Aim: Copy every line of the following data that includes the string "this".

Stored records
════════════════════

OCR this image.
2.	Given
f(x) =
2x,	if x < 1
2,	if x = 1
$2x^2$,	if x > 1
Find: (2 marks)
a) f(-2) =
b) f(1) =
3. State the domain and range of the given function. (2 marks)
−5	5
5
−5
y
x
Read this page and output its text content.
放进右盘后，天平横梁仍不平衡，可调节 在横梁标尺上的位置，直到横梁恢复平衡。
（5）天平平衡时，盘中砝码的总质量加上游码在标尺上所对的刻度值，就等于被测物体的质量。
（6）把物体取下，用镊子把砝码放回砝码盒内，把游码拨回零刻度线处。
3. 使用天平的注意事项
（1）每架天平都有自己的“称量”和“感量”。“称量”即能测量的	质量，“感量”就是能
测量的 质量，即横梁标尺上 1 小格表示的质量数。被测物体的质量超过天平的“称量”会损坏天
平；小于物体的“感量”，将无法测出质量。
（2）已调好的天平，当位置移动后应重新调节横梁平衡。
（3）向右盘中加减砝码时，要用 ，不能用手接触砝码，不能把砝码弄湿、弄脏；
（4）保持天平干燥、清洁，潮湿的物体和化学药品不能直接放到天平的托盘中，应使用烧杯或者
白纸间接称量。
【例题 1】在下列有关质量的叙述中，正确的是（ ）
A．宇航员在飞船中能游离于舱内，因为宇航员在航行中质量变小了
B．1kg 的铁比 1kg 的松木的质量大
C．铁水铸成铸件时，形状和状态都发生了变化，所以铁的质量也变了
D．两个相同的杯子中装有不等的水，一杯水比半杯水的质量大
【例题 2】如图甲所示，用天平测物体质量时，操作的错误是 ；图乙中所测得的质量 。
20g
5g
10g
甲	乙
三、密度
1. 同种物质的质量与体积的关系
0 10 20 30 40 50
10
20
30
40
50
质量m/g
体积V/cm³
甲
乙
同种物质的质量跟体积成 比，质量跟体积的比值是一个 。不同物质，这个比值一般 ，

════════════════════

Task solution:
OCR this image.
Read this page and output its text content.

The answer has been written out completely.